[begin Data listing]

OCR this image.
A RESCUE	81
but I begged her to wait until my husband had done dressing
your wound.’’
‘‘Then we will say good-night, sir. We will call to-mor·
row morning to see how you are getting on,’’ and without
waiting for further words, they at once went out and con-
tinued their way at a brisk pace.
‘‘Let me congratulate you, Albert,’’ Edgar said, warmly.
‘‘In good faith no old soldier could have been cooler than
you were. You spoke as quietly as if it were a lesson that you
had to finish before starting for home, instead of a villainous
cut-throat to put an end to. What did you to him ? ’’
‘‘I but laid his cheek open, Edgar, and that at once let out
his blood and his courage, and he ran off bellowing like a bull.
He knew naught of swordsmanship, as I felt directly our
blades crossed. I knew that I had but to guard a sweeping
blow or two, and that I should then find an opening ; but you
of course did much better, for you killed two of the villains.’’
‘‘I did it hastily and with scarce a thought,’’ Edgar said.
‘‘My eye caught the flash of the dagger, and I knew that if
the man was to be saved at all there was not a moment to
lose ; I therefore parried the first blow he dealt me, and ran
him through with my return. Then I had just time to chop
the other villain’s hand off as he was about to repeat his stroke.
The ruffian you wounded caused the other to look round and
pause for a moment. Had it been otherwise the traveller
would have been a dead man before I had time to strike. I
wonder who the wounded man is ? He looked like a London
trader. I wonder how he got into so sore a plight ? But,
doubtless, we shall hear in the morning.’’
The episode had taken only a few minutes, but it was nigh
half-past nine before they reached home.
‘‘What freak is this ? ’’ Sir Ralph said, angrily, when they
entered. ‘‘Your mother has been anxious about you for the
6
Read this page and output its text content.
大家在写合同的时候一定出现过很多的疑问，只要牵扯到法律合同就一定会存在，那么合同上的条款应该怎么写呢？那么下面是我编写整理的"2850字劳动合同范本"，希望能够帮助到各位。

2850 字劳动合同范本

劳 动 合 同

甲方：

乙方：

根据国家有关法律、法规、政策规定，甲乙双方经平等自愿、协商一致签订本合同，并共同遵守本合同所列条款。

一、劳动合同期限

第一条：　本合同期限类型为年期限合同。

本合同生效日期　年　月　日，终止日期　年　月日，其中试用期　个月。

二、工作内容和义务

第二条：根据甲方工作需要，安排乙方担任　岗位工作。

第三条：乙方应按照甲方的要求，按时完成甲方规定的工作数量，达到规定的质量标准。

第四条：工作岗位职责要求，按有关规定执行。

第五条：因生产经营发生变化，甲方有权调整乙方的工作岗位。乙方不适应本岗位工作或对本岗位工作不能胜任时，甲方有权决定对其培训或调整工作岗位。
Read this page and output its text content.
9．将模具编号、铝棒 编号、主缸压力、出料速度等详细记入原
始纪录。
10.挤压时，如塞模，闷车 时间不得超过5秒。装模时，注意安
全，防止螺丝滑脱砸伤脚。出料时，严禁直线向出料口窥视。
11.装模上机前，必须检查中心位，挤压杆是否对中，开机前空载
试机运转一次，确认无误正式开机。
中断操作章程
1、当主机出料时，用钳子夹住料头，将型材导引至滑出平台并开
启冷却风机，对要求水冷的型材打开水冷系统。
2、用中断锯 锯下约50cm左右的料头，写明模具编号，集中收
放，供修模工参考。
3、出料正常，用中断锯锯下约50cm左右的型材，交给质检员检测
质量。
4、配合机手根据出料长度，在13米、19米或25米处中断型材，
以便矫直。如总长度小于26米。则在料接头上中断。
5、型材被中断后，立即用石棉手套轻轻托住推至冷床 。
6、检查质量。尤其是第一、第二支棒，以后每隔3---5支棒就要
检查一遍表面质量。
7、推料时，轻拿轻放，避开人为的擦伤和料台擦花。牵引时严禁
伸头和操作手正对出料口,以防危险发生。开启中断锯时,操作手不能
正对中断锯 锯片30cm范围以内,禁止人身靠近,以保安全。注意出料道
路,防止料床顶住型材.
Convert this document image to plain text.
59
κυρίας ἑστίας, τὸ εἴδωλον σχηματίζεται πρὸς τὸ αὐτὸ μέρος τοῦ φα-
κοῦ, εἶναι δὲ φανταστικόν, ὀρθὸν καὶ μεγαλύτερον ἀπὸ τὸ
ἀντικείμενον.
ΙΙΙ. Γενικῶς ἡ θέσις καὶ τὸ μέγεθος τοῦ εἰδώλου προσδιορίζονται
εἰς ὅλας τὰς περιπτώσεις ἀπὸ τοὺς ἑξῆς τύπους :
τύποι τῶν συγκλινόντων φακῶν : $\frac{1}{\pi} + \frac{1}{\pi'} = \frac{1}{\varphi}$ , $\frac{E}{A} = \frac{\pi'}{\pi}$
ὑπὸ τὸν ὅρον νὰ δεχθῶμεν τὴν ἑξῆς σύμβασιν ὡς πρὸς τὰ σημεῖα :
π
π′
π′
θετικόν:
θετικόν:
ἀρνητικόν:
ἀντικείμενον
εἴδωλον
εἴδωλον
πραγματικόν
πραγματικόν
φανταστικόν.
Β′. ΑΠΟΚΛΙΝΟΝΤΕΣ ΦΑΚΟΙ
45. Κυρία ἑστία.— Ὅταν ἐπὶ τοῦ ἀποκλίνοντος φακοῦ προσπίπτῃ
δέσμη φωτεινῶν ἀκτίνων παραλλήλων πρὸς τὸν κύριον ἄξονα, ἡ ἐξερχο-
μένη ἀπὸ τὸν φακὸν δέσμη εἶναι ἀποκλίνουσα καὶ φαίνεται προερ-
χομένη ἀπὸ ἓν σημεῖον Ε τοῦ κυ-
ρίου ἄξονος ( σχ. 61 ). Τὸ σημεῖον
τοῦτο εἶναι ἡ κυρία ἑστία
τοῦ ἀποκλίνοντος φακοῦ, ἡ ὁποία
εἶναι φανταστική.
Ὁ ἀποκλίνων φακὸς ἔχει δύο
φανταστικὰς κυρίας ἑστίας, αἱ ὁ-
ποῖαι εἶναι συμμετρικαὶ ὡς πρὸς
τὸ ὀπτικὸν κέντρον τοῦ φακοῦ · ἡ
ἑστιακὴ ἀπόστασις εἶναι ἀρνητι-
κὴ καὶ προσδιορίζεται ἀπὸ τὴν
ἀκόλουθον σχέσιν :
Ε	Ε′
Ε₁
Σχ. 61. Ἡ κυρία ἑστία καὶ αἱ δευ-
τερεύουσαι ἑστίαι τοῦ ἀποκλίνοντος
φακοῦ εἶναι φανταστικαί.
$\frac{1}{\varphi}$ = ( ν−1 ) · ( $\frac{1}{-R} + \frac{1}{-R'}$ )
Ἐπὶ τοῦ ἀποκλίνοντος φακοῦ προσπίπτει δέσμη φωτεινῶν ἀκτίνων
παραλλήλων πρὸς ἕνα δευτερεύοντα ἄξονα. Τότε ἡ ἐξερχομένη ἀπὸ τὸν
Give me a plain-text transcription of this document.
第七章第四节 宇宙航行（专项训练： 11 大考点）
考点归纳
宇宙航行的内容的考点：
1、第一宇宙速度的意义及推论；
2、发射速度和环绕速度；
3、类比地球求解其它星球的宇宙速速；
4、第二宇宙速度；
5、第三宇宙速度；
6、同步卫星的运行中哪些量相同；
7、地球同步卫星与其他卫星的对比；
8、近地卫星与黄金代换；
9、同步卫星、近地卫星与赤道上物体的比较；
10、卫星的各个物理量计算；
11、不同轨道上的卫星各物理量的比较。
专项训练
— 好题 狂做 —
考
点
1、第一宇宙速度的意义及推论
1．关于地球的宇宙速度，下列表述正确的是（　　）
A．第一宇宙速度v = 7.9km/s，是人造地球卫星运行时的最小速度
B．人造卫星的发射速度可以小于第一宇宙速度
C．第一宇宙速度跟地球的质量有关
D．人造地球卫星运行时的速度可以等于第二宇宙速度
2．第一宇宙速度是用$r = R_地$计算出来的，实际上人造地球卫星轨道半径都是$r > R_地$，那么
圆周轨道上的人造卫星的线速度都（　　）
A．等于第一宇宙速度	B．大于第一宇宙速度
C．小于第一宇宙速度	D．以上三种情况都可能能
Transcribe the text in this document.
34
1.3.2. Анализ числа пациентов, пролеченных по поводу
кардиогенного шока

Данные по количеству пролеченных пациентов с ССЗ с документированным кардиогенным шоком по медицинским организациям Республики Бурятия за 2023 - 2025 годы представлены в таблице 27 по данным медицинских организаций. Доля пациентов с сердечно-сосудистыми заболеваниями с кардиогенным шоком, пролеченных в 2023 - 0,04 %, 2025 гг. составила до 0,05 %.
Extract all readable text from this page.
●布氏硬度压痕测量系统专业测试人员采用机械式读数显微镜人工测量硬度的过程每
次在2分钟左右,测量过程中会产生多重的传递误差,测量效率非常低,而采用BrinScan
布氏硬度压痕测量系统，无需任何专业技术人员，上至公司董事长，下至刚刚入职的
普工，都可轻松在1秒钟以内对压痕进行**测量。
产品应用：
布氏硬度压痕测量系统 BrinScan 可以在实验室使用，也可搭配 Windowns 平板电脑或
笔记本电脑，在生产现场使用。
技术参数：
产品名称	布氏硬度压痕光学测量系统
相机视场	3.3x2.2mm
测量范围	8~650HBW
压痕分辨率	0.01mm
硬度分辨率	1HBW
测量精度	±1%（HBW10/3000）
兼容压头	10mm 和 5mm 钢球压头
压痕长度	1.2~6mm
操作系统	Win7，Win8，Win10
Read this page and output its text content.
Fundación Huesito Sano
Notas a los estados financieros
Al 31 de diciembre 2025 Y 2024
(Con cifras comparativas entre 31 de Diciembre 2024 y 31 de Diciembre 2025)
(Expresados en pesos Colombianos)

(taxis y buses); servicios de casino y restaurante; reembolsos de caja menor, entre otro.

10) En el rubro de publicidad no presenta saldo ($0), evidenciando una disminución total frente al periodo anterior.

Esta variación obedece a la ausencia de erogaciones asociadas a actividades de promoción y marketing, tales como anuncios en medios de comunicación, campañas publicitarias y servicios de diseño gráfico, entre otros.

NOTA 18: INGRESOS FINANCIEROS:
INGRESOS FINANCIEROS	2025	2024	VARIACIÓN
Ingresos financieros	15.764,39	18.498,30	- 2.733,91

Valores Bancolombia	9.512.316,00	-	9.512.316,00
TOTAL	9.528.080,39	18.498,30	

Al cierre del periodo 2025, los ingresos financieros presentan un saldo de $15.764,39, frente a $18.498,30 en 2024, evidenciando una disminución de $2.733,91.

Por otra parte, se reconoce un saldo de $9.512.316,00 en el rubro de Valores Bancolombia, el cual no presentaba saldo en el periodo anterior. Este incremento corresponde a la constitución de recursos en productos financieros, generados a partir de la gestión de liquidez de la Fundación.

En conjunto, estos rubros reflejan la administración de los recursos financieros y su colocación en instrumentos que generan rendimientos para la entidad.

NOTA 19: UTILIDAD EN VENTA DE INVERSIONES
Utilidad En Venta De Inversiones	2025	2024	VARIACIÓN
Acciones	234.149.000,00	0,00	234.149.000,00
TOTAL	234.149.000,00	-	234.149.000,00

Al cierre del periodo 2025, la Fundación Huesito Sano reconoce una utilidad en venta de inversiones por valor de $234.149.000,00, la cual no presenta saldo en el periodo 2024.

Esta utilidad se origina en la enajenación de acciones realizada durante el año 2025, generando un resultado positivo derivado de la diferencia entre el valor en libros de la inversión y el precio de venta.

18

[end Data listing]

* Stated exercise
Find the count of lines in the data above where the string "frac" occurs. Provide that number alone.

* Solved problem
2